**Your objective**
Answer these questions about the email thread:
1. In the quoted passage, how old was the speaker's father when he died?
2. To whom does the email thread send best wishes?
3. On what day is the team practice with the two exercises?

**Extracted text**
What does the epidemiological community think about “a second wave?”

Best wishes to Velda.

Pax et amore

Alan 





On Fri, Oct 9, 2020 at 9:49 PM Arthur C wrote:


“Losing my dad exacerbated my sense that there was no time to sit around and ponder how my life should go.  My father was just fifty-five when he died. Suzanne [a friend who had died unexpectedly] had been twenty-six.  The lesson there was simple: Life is short and not to be wasted.  If I died, I didn’t want people remembering me for the stacks of legal briefs I’d written or the corporate trademarks I’d helped defend.   I felt certain that I had something more to offer the world.  It was time to make a move.”  - Michelle Obama


I will send the Zoom link for our team practice session, as well as a synopsis of Michelle Obama’s book, soon.  Here are two exercises for team practice next Wednesday.  Like Michelle Obama, you have something more to offer the world.  If you practice week by week, you will enable yourself to make that gift to the world that only you can give.

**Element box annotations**
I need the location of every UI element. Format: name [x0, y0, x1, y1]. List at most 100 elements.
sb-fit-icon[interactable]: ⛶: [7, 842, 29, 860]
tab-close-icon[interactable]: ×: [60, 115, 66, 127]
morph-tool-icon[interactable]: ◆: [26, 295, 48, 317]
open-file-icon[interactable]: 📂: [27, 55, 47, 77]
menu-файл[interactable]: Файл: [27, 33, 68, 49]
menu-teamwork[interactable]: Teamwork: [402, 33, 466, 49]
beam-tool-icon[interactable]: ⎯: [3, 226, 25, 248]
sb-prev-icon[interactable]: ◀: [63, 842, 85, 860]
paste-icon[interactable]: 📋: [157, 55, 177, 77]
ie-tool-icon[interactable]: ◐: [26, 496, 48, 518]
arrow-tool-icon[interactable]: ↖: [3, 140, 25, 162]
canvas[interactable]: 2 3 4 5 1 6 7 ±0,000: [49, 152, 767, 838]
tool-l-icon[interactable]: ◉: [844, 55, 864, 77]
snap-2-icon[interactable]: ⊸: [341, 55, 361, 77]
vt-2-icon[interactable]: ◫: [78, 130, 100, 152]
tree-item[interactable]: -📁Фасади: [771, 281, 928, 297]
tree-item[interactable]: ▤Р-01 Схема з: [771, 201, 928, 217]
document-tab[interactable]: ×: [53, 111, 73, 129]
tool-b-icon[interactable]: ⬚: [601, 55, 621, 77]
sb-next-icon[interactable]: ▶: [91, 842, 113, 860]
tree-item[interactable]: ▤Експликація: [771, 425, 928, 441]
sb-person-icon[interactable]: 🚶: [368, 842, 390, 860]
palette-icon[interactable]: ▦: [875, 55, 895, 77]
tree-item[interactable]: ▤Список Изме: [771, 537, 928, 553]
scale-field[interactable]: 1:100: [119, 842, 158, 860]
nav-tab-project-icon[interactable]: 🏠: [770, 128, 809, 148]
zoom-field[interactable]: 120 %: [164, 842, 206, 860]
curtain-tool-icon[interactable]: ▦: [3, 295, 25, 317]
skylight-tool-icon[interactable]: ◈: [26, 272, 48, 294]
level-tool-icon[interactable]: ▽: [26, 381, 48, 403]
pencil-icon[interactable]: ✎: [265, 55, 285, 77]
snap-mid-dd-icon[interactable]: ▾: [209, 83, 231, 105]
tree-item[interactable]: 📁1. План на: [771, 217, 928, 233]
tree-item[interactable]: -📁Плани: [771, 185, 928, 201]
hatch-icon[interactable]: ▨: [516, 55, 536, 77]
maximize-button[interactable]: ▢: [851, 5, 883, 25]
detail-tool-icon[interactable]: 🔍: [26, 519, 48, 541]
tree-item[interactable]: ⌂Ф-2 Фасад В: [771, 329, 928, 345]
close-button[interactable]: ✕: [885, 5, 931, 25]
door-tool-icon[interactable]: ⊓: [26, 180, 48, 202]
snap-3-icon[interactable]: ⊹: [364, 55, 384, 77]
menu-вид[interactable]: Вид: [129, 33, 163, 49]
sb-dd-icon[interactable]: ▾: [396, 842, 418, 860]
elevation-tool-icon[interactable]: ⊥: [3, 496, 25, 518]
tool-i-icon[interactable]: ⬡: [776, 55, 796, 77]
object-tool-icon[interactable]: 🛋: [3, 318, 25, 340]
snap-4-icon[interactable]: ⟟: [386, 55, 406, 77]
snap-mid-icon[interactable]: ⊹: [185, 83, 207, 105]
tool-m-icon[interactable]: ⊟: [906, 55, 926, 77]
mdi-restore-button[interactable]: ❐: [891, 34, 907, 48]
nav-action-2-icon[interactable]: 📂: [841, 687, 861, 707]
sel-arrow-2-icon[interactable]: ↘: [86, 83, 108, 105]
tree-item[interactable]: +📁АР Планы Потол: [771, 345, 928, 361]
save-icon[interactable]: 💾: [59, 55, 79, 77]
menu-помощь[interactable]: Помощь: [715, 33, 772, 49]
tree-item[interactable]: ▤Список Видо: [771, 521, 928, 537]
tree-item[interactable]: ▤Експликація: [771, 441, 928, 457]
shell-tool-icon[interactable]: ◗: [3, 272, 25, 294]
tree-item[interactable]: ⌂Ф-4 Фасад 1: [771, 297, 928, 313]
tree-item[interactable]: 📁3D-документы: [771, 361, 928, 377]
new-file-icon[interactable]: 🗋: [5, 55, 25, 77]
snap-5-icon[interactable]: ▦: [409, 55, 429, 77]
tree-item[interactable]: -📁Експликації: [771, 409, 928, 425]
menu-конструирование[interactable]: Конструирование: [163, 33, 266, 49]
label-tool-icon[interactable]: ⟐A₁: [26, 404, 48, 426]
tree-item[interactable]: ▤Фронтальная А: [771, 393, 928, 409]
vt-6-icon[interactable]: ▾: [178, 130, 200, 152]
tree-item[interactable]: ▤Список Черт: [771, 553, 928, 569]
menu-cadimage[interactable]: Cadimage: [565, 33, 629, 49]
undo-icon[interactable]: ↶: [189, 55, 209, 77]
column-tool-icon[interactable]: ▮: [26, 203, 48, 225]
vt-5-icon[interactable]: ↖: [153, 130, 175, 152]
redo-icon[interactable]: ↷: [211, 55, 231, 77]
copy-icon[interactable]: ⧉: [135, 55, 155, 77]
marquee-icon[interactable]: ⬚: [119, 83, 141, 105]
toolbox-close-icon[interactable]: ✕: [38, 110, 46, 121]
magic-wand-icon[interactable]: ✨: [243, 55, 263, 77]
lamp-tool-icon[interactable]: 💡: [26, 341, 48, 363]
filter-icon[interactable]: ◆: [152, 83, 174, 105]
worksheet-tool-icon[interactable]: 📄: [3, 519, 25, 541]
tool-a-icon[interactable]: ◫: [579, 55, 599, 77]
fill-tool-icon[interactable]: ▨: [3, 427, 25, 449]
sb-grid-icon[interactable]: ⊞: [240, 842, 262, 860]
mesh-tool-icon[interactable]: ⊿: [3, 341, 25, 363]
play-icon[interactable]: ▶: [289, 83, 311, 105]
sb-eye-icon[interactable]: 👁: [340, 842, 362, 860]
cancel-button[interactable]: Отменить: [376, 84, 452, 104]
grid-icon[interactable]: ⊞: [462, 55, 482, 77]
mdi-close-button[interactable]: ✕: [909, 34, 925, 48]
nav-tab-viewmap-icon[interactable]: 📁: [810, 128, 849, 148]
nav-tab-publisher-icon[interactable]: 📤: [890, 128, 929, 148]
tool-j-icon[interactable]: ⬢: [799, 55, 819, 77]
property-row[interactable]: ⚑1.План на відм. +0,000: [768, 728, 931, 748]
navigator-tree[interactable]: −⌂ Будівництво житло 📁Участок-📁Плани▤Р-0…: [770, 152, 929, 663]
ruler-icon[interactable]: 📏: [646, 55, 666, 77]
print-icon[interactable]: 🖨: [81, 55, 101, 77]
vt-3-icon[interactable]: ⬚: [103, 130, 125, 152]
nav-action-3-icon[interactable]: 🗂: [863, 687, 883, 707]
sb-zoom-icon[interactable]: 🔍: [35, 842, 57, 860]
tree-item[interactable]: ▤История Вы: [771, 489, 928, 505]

**Solution to the exercise**
1. Fifty-five
2. Velda
3. Next Wednesday